◆ **Written instruction**
Repeat every line below exactly, word for word.

** START **

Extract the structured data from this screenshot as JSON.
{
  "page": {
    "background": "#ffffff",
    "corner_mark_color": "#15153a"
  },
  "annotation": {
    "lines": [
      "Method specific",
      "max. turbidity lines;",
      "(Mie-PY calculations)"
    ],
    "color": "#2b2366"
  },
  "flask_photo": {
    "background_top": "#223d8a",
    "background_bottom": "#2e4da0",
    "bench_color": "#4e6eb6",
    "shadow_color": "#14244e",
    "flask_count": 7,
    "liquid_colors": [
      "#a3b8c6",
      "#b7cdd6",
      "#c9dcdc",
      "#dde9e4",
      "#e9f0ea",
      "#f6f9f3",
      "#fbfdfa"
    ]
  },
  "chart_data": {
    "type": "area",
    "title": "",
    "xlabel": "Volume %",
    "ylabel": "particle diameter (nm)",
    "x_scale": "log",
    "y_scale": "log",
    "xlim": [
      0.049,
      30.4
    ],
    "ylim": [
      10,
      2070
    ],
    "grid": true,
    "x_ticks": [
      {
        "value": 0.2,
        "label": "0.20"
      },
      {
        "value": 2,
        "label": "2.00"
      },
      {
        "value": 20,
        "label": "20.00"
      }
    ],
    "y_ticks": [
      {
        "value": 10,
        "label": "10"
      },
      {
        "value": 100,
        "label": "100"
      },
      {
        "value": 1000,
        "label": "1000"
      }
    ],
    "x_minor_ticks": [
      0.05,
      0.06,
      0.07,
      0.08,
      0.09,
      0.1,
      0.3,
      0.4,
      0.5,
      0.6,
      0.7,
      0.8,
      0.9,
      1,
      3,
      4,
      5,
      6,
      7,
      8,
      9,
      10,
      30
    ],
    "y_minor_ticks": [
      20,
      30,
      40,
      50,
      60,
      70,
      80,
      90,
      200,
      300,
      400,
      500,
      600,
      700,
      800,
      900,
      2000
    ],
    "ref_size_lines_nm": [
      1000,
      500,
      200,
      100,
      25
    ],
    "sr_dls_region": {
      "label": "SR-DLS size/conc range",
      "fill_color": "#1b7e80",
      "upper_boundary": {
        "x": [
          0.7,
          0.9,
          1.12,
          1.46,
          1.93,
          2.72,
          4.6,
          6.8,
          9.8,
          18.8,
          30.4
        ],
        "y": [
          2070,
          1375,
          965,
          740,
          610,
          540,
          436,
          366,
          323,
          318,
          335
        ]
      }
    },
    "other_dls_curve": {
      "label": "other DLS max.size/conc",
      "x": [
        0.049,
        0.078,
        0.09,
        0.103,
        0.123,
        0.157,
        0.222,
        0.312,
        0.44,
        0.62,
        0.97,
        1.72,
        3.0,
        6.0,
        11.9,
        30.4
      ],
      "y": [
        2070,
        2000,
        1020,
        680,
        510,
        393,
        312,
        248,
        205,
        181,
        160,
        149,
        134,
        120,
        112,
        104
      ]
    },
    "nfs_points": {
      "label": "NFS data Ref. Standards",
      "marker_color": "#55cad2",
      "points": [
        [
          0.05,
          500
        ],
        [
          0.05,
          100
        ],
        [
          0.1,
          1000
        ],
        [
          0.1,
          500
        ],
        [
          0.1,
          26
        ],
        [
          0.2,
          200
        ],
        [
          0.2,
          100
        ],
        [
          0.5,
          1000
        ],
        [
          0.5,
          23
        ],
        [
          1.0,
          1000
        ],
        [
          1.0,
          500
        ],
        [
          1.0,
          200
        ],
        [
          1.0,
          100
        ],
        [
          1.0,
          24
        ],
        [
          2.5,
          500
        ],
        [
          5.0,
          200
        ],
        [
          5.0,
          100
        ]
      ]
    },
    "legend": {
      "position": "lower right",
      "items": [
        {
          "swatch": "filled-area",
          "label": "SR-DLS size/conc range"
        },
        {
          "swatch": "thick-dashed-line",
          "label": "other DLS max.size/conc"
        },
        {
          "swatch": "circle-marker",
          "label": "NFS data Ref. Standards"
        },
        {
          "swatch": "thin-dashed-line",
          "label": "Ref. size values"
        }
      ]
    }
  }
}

** END **

◆ **The result**
Extract the structured data from this screenshot as JSON.
{
  "page": {
    "background": "#ffffff",
    "corner_mark_color": "#15153a"
  },
  "annotation": {
    "lines": [
      "Method specific",
      "max. turbidity lines;",
      "(Mie-PY calculations)"
    ],
    "color": "#2b2366"
  },
  "flask_photo": {
    "background_top": "#223d8a",
    "background_bottom": "#2e4da0",
    "bench_color": "#4e6eb6",
    "shadow_color": "#14244e",
    "flask_count": 7,
    "liquid_colors": [
      "#a3b8c6",
      "#b7cdd6",
      "#c9dcdc",
      "#dde9e4",
      "#e9f0ea",
      "#f6f9f3",
      "#fbfdfa"
    ]
  },
  "chart_data": {
    "type": "area",
    "title": "",
    "xlabel": "Volume %",
    "ylabel": "particle diameter (nm)",
    "x_scale": "log",
    "y_scale": "log",
    "xlim": [
      0.049,
      30.4
    ],
    "ylim": [
      10,
      2070
    ],
    "grid": true,
    "x_ticks": [
      {
        "value": 0.2,
        "label": "0.20"
      },
      {
        "value": 2,
        "label": "2.00"
      },
      {
        "value": 20,
        "label": "20.00"
      }
    ],
    "y_ticks": [
      {
        "value": 10,
        "label": "10"
      },
      {
        "value": 100,
        "label": "100"
      },
      {
        "value": 1000,
        "label": "1000"
      }
    ],
    "x_minor_ticks": [
      0.05,
      0.06,
      0.07,
      0.08,
      0.09,
      0.1,
      0.3,
      0.4,
      0.5,
      0.6,
      0.7,
      0.8,
      0.9,
      1,
      3,
      4,
      5,
      6,
      7,
      8,
      9,
      10,
      30
    ],
    "y_minor_ticks": [
      20,
      30,
      40,
      50,
      60,
      70,
      80,
      90,
      200,
      300,
      400,
      500,
      600,
      700,
      800,
      900,
      2000
    ],
    "ref_size_lines_nm": [
      1000,
      500,
      200,
      100,
      25
    ],
    "sr_dls_region": {
      "label": "SR-DLS size/conc range",
      "fill_color": "#1b7e80",
      "upper_boundary": {
        "x": [
          0.7,
          0.9,
          1.12,
          1.46,
          1.93,
          2.72,
          4.6,
          6.8,
          9.8,
          18.8,
          30.4
        ],
        "y": [
          2070,
          1375,
          965,
          740,
          610,
          540,
          436,
          366,
          323,
          318,
          335
        ]
      }
    },
    "other_dls_curve": {
      "label": "other DLS max.size/conc",
      "x": [
        0.049,
        0.078,
        0.09,
        0.103,
        0.123,
        0.157,
        0.222,
        0.312,
        0.44,
        0.62,
        0.97,
        1.72,
        3.0,
        6.0,
        11.9,
        30.4
      ],
      "y": [
        2070,
        2000,
        1020,
        680,
        510,
        393,
        312,
        248,
        205,
        181,
        160,
        149,
        134,
        120,
        112,
        104
      ]
    },
    "nfs_points": {
      "label": "NFS data Ref. Standards",
      "marker_color": "#55cad2",
      "points": [
        [
          0.05,
          500
        ],
        [
          0.05,
          100
        ],
        [
          0.1,
          1000
        ],
        [
          0.1,
          500
        ],
        [
          0.1,
          26
        ],
        [
          0.2,
          200
        ],
        [
          0.2,
          100
        ],
        [
          0.5,
          1000
        ],
        [
          0.5,
          23
        ],
        [
          1.0,
          1000
        ],
        [
          1.0,
          500
        ],
        [
          1.0,
          200
        ],
        [
          1.0,
          100
        ],
        [
          1.0,
          24
        ],
        [
          2.5,
          500
        ],
        [
          5.0,
          200
        ],
        [
          5.0,
          100
        ]
      ]
    },
    "legend": {
      "position": "lower right",
      "items": [
        {
          "swatch": "filled-area",
          "label": "SR-DLS size/conc range"
        },
        {
          "swatch": "thick-dashed-line",
          "label": "other DLS max.size/conc"
        },
        {
          "swatch": "circle-marker",
          "label": "NFS data Ref. Standards"
        },
        {
          "swatch": "thin-dashed-line",
          "label": "Ref. size values"
        }
      ]
    }
  }
}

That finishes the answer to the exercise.